Element box annotations
-- -- --
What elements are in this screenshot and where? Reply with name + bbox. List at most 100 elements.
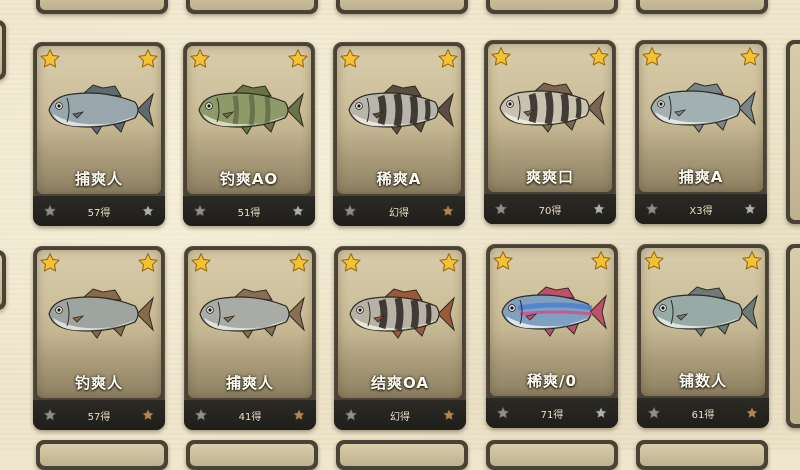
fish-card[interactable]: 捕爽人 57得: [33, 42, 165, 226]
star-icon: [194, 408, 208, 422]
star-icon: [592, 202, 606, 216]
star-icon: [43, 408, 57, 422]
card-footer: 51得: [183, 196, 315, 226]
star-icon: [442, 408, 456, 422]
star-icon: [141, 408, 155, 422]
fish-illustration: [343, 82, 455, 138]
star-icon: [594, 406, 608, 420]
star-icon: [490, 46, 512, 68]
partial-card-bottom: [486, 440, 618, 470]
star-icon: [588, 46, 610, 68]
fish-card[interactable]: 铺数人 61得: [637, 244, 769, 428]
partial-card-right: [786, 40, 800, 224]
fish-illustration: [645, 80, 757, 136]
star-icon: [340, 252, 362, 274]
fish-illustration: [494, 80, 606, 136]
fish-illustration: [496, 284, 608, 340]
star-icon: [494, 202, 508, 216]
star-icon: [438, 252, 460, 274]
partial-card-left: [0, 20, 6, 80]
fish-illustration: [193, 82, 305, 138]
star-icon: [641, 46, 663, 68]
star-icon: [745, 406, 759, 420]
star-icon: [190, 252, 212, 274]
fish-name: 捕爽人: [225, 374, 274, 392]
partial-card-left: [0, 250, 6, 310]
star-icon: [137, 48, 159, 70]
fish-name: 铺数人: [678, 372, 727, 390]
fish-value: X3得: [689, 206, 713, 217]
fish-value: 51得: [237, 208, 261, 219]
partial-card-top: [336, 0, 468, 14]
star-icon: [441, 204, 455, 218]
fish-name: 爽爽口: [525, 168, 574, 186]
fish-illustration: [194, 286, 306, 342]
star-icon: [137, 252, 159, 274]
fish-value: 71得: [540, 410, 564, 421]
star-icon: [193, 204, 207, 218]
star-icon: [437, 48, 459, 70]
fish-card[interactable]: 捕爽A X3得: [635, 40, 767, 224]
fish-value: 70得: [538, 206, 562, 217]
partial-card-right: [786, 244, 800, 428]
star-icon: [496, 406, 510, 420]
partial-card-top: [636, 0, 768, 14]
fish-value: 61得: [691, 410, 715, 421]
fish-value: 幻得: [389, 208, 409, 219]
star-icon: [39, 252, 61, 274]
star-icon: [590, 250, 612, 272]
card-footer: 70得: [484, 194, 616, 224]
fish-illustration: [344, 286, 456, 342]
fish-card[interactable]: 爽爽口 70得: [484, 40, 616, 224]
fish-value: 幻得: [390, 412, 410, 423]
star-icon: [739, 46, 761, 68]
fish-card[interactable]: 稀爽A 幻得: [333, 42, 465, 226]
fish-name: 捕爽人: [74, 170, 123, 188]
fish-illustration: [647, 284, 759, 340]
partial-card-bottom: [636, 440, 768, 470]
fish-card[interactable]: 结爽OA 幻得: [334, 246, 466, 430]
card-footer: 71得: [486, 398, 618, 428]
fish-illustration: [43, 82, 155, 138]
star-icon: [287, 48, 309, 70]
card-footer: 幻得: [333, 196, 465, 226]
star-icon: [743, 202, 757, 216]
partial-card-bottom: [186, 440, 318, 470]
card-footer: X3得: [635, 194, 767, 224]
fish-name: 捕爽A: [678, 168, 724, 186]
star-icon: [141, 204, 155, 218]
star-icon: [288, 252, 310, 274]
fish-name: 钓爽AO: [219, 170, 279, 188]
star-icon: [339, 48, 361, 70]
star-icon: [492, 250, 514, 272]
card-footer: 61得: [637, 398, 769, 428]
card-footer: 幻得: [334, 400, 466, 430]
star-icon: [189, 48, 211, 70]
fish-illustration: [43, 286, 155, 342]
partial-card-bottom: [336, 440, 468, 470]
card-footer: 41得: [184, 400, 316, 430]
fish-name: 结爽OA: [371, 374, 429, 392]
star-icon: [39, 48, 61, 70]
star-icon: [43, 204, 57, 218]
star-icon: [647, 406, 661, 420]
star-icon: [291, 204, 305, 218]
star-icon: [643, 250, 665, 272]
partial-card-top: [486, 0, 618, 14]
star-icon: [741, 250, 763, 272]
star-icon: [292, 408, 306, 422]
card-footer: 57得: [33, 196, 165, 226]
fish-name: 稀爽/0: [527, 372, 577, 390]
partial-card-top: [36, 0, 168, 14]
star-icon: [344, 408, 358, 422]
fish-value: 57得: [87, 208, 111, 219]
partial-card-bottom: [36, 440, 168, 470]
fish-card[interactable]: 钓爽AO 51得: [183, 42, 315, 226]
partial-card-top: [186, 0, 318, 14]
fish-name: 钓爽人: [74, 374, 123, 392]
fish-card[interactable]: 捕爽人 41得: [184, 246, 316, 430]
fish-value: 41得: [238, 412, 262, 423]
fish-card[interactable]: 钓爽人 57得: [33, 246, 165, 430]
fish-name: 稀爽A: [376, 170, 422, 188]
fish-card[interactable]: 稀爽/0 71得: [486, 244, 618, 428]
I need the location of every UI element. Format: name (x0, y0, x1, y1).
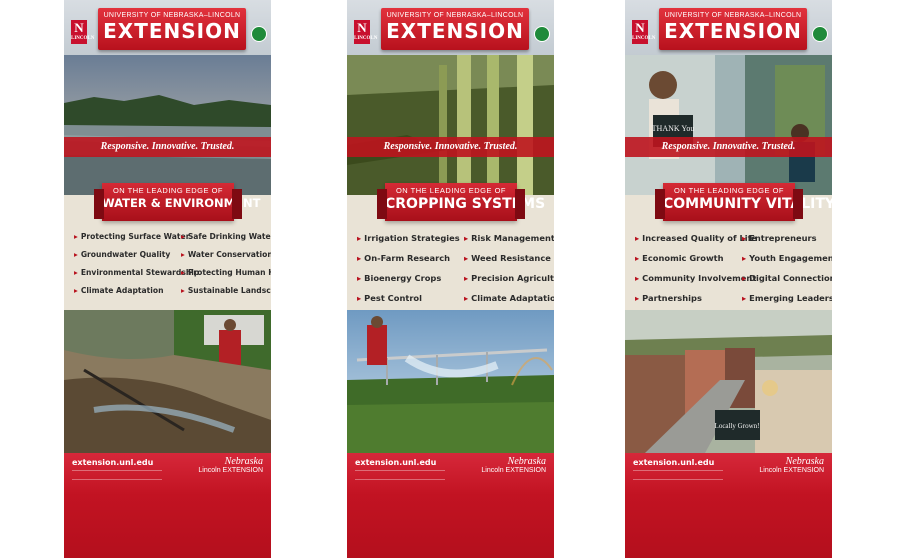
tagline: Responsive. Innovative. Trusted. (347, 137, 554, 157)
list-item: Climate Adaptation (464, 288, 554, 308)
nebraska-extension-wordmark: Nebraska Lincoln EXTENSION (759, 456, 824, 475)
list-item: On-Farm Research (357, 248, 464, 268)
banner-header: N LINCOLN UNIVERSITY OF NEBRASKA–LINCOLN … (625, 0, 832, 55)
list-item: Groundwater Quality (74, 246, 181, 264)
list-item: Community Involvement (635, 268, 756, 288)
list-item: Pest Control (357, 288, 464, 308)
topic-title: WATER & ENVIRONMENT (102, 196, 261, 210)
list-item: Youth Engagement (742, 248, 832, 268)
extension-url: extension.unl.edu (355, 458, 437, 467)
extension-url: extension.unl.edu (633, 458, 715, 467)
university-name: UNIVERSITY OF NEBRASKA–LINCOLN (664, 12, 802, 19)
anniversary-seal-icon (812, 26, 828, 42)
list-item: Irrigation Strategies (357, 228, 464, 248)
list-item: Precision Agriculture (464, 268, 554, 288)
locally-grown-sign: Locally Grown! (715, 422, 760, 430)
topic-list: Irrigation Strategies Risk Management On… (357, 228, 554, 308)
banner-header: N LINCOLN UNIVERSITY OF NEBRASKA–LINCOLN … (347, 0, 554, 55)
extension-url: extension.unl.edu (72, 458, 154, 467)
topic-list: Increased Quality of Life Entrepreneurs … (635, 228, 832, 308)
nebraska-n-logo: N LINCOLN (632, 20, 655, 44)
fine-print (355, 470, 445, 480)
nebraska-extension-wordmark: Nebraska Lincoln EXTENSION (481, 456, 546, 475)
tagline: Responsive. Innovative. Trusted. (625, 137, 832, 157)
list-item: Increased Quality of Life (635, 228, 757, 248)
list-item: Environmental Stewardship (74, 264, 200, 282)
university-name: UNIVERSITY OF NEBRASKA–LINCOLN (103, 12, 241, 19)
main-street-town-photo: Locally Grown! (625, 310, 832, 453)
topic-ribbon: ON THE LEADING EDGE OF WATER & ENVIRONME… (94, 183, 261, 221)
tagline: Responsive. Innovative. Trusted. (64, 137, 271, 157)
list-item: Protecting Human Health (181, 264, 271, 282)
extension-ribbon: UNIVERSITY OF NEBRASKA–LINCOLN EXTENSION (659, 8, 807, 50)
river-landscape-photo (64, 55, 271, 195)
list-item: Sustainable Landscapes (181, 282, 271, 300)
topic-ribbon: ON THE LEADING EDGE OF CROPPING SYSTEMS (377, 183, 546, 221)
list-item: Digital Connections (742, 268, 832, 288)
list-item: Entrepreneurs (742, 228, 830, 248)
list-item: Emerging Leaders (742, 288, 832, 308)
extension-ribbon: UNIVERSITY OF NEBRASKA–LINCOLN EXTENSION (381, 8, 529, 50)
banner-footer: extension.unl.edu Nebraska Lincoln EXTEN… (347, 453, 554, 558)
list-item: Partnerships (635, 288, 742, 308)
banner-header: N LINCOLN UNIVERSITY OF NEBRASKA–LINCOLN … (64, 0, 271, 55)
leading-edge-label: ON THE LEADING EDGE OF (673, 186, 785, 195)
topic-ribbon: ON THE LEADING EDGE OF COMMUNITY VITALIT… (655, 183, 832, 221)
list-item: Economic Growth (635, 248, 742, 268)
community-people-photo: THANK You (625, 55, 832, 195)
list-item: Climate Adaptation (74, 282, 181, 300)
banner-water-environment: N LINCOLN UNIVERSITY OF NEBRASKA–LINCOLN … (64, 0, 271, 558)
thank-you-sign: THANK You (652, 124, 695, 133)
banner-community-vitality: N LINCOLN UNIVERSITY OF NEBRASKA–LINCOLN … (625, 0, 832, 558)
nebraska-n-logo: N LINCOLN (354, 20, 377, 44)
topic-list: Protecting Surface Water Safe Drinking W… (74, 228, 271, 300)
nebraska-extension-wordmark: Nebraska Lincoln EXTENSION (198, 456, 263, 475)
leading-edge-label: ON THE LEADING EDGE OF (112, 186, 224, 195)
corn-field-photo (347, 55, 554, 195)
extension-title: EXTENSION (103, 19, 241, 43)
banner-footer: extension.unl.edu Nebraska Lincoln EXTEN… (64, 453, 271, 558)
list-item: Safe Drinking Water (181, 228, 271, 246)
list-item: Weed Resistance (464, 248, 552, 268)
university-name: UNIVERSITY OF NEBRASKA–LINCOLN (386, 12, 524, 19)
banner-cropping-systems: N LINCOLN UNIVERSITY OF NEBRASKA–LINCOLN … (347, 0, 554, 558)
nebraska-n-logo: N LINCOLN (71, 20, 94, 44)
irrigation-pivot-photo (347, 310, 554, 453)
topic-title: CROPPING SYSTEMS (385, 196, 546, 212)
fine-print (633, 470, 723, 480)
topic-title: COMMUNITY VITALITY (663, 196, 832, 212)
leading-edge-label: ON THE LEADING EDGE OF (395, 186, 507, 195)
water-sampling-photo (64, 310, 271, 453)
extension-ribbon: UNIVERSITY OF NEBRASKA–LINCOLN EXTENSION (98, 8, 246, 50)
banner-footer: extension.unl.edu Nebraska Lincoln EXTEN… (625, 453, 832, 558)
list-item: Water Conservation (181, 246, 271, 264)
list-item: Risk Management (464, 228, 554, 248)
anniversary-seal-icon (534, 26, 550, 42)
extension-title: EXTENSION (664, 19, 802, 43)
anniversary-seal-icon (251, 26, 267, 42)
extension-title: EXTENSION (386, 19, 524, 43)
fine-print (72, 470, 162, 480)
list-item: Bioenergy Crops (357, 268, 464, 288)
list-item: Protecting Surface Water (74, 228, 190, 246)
-- -- --
Work to do
Write out the entries that run from the line containing "fish-card[interactable]: 捕爽人 57得: [33, 42, 165, 226]" through the line containing "partial-card-left: [0, 250, 6, 310]", both included, reproducing each line unchanged.

Complete answer
fish-card[interactable]: 捕爽人 57得: [33, 42, 165, 226]
star-icon: [194, 408, 208, 422]
star-icon: [592, 202, 606, 216]
star-icon: [43, 408, 57, 422]
card-footer: 51得: [183, 196, 315, 226]
star-icon: [442, 408, 456, 422]
star-icon: [141, 408, 155, 422]
fish-illustration: [343, 82, 455, 138]
star-icon: [594, 406, 608, 420]
star-icon: [490, 46, 512, 68]
partial-card-bottom: [486, 440, 618, 470]
star-icon: [588, 46, 610, 68]
fish-card[interactable]: 铺数人 61得: [637, 244, 769, 428]
partial-card-right: [786, 40, 800, 224]
fish-illustration: [645, 80, 757, 136]
star-icon: [340, 252, 362, 274]
fish-illustration: [494, 80, 606, 136]
fish-illustration: [496, 284, 608, 340]
star-icon: [494, 202, 508, 216]
star-icon: [438, 252, 460, 274]
partial-card-left: [0, 20, 6, 80]
fish-illustration: [193, 82, 305, 138]
star-icon: [641, 46, 663, 68]
star-icon: [745, 406, 759, 420]
star-icon: [190, 252, 212, 274]
fish-name: 捕爽人: [225, 374, 274, 392]
partial-card-left: [0, 250, 6, 310]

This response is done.